Exercise details:
Could you reproduce the listing below word for word, starting at the line containing "Mobile UI element" and ending at the line containing "button[interactable] bbox=[89, 1, 133, 11]", with both of those lines included and nothing else?

Recorded information:
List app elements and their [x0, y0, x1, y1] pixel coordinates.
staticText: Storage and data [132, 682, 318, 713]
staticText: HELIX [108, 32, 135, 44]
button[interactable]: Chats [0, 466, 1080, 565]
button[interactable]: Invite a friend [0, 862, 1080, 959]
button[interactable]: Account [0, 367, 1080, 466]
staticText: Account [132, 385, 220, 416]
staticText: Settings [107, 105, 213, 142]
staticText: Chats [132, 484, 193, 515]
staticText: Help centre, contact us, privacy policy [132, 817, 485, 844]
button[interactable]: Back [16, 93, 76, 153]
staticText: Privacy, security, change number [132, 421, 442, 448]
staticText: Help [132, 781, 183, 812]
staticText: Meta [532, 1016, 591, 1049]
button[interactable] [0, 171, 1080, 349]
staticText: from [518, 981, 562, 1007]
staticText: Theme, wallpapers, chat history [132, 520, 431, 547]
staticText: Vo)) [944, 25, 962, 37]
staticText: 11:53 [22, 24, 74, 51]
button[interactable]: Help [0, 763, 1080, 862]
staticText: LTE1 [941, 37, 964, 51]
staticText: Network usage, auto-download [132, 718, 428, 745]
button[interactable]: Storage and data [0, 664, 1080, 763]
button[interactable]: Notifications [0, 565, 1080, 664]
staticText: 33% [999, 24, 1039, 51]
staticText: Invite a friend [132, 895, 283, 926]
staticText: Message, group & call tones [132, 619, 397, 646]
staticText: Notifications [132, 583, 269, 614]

---

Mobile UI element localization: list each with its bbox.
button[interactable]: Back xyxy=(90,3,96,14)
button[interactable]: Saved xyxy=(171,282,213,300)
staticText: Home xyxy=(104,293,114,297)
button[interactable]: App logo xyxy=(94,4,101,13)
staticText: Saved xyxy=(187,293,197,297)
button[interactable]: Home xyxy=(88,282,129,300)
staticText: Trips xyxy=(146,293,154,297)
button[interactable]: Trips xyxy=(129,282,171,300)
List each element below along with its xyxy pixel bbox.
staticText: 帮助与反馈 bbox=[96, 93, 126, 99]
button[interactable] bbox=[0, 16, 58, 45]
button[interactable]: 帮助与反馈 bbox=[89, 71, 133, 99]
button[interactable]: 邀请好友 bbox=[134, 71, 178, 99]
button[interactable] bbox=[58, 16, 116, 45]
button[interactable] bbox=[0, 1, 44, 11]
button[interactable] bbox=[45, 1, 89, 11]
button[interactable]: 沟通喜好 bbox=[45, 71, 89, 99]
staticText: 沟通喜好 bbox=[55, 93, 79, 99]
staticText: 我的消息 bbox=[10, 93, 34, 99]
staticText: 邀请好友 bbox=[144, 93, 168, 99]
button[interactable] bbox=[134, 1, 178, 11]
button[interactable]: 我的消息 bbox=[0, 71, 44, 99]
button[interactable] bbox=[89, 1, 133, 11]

Worked answer:
Mobile UI element localization: list each with its bbox.
button[interactable]: Back xyxy=(90,3,96,14)
button[interactable]: Saved xyxy=(171,282,213,300)
staticText: Home xyxy=(104,293,114,297)
button[interactable]: App logo xyxy=(94,4,101,13)
staticText: Saved xyxy=(187,293,197,297)
button[interactable]: Home xyxy=(88,282,129,300)
staticText: Trips xyxy=(146,293,154,297)
button[interactable]: Trips xyxy=(129,282,171,300)
List each element below along with its xyxy pixel bbox.
staticText: 帮助与反馈 bbox=[96, 93, 126, 99]
button[interactable] bbox=[0, 16, 58, 45]
button[interactable]: 帮助与反馈 bbox=[89, 71, 133, 99]
button[interactable]: 邀请好友 bbox=[134, 71, 178, 99]
button[interactable] bbox=[58, 16, 116, 45]
button[interactable] bbox=[0, 1, 44, 11]
button[interactable] bbox=[45, 1, 89, 11]
button[interactable]: 沟通喜好 bbox=[45, 71, 89, 99]
staticText: 沟通喜好 bbox=[55, 93, 79, 99]
staticText: 我的消息 bbox=[10, 93, 34, 99]
staticText: 邀请好友 bbox=[144, 93, 168, 99]
button[interactable] bbox=[134, 1, 178, 11]
button[interactable]: 我的消息 bbox=[0, 71, 44, 99]
button[interactable] bbox=[89, 1, 133, 11]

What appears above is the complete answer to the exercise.